Input material

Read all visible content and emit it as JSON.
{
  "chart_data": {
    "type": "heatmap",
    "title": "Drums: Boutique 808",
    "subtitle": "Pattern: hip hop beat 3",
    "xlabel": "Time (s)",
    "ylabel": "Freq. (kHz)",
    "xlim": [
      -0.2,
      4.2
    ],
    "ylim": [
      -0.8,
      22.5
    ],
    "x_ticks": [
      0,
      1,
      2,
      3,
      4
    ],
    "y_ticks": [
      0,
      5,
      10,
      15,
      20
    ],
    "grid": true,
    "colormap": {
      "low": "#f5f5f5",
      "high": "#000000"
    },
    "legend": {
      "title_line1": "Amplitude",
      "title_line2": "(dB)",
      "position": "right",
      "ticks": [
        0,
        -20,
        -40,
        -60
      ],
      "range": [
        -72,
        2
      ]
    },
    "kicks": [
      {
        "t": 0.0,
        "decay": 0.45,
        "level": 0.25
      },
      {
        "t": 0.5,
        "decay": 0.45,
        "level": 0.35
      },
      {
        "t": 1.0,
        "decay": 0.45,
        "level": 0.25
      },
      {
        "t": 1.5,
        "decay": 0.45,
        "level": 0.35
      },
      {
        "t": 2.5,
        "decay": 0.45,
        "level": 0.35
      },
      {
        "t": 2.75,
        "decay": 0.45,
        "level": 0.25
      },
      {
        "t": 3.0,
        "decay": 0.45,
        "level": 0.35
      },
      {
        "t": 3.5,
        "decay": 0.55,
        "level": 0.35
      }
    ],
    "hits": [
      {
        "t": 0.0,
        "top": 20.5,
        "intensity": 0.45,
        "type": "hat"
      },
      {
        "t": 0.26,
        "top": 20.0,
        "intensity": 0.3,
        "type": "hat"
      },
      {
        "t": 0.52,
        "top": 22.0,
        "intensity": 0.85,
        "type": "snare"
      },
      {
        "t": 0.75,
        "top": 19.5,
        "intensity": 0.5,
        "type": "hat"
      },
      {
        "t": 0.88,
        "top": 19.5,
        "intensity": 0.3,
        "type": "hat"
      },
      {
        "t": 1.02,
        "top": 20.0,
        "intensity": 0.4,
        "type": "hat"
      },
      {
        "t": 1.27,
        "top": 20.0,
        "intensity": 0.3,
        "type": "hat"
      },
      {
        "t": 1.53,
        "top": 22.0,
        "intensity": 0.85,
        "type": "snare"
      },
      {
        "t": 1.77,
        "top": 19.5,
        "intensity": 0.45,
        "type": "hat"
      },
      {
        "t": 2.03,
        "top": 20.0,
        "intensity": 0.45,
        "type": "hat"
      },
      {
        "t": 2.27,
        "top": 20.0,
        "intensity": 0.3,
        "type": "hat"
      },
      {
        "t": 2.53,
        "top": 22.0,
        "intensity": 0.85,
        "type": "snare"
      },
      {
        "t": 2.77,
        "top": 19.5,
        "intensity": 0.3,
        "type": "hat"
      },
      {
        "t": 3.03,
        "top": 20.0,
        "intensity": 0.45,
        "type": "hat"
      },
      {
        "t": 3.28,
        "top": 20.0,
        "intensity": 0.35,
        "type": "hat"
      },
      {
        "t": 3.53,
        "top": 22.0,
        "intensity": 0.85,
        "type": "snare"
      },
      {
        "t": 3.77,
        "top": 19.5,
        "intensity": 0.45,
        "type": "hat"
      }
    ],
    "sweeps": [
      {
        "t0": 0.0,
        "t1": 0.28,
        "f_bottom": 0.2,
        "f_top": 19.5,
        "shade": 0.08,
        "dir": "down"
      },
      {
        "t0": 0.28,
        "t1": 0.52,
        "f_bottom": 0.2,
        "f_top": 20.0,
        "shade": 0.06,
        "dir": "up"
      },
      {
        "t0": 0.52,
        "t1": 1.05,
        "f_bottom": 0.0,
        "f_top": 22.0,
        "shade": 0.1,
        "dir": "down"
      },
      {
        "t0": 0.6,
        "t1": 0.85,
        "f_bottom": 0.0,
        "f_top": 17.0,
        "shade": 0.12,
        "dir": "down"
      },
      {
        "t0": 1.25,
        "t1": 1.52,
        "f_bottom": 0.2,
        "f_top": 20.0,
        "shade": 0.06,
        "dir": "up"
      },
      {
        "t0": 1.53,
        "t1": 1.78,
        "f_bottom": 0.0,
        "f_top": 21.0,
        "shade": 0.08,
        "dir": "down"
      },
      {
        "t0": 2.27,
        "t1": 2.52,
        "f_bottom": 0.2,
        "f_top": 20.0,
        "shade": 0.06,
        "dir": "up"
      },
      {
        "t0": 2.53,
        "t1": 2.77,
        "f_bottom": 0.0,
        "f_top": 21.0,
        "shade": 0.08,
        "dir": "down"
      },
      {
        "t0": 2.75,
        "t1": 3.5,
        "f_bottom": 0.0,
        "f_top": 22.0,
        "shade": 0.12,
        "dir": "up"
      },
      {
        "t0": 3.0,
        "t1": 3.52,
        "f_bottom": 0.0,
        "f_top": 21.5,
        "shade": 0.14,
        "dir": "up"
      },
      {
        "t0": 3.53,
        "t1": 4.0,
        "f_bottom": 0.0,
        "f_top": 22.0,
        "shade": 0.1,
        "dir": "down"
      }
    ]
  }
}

Instructions for the task
Reproduce all of the entries word for word.

Answer to this task
Read all visible content and emit it as JSON.
{
  "chart_data": {
    "type": "heatmap",
    "title": "Drums: Boutique 808",
    "subtitle": "Pattern: hip hop beat 3",
    "xlabel": "Time (s)",
    "ylabel": "Freq. (kHz)",
    "xlim": [
      -0.2,
      4.2
    ],
    "ylim": [
      -0.8,
      22.5
    ],
    "x_ticks": [
      0,
      1,
      2,
      3,
      4
    ],
    "y_ticks": [
      0,
      5,
      10,
      15,
      20
    ],
    "grid": true,
    "colormap": {
      "low": "#f5f5f5",
      "high": "#000000"
    },
    "legend": {
      "title_line1": "Amplitude",
      "title_line2": "(dB)",
      "position": "right",
      "ticks": [
        0,
        -20,
        -40,
        -60
      ],
      "range": [
        -72,
        2
      ]
    },
    "kicks": [
      {
        "t": 0.0,
        "decay": 0.45,
        "level": 0.25
      },
      {
        "t": 0.5,
        "decay": 0.45,
        "level": 0.35
      },
      {
        "t": 1.0,
        "decay": 0.45,
        "level": 0.25
      },
      {
        "t": 1.5,
        "decay": 0.45,
        "level": 0.35
      },
      {
        "t": 2.5,
        "decay": 0.45,
        "level": 0.35
      },
      {
        "t": 2.75,
        "decay": 0.45,
        "level": 0.25
      },
      {
        "t": 3.0,
        "decay": 0.45,
        "level": 0.35
      },
      {
        "t": 3.5,
        "decay": 0.55,
        "level": 0.35
      }
    ],
    "hits": [
      {
        "t": 0.0,
        "top": 20.5,
        "intensity": 0.45,
        "type": "hat"
      },
      {
        "t": 0.26,
        "top": 20.0,
        "intensity": 0.3,
        "type": "hat"
      },
      {
        "t": 0.52,
        "top": 22.0,
        "intensity": 0.85,
        "type": "snare"
      },
      {
        "t": 0.75,
        "top": 19.5,
        "intensity": 0.5,
        "type": "hat"
      },
      {
        "t": 0.88,
        "top": 19.5,
        "intensity": 0.3,
        "type": "hat"
      },
      {
        "t": 1.02,
        "top": 20.0,
        "intensity": 0.4,
        "type": "hat"
      },
      {
        "t": 1.27,
        "top": 20.0,
        "intensity": 0.3,
        "type": "hat"
      },
      {
        "t": 1.53,
        "top": 22.0,
        "intensity": 0.85,
        "type": "snare"
      },
      {
        "t": 1.77,
        "top": 19.5,
        "intensity": 0.45,
        "type": "hat"
      },
      {
        "t": 2.03,
        "top": 20.0,
        "intensity": 0.45,
        "type": "hat"
      },
      {
        "t": 2.27,
        "top": 20.0,
        "intensity": 0.3,
        "type": "hat"
      },
      {
        "t": 2.53,
        "top": 22.0,
        "intensity": 0.85,
        "type": "snare"
      },
      {
        "t": 2.77,
        "top": 19.5,
        "intensity": 0.3,
        "type": "hat"
      },
      {
        "t": 3.03,
        "top": 20.0,
        "intensity": 0.45,
        "type": "hat"
      },
      {
        "t": 3.28,
        "top": 20.0,
        "intensity": 0.35,
        "type": "hat"
      },
      {
        "t": 3.53,
        "top": 22.0,
        "intensity": 0.85,
        "type": "snare"
      },
      {
        "t": 3.77,
        "top": 19.5,
        "intensity": 0.45,
        "type": "hat"
      }
    ],
    "sweeps": [
      {
        "t0": 0.0,
        "t1": 0.28,
        "f_bottom": 0.2,
        "f_top": 19.5,
        "shade": 0.08,
        "dir": "down"
      },
      {
        "t0": 0.28,
        "t1": 0.52,
        "f_bottom": 0.2,
        "f_top": 20.0,
        "shade": 0.06,
        "dir": "up"
      },
      {
        "t0": 0.52,
        "t1": 1.05,
        "f_bottom": 0.0,
        "f_top": 22.0,
        "shade": 0.1,
        "dir": "down"
      },
      {
        "t0": 0.6,
        "t1": 0.85,
        "f_bottom": 0.0,
        "f_top": 17.0,
        "shade": 0.12,
        "dir": "down"
      },
      {
        "t0": 1.25,
        "t1": 1.52,
        "f_bottom": 0.2,
        "f_top": 20.0,
        "shade": 0.06,
        "dir": "up"
      },
      {
        "t0": 1.53,
        "t1": 1.78,
        "f_bottom": 0.0,
        "f_top": 21.0,
        "shade": 0.08,
        "dir": "down"
      },
      {
        "t0": 2.27,
        "t1": 2.52,
        "f_bottom": 0.2,
        "f_top": 20.0,
        "shade": 0.06,
        "dir": "up"
      },
      {
        "t0": 2.53,
        "t1": 2.77,
        "f_bottom": 0.0,
        "f_top": 21.0,
        "shade": 0.08,
        "dir": "down"
      },
      {
        "t0": 2.75,
        "t1": 3.5,
        "f_bottom": 0.0,
        "f_top": 22.0,
        "shade": 0.12,
        "dir": "up"
      },
      {
        "t0": 3.0,
        "t1": 3.52,
        "f_bottom": 0.0,
        "f_top": 21.5,
        "shade": 0.14,
        "dir": "up"
      },
      {
        "t0": 3.53,
        "t1": 4.0,
        "f_bottom": 0.0,
        "f_top": 22.0,
        "shade": 0.1,
        "dir": "down"
      }
    ]
  }
}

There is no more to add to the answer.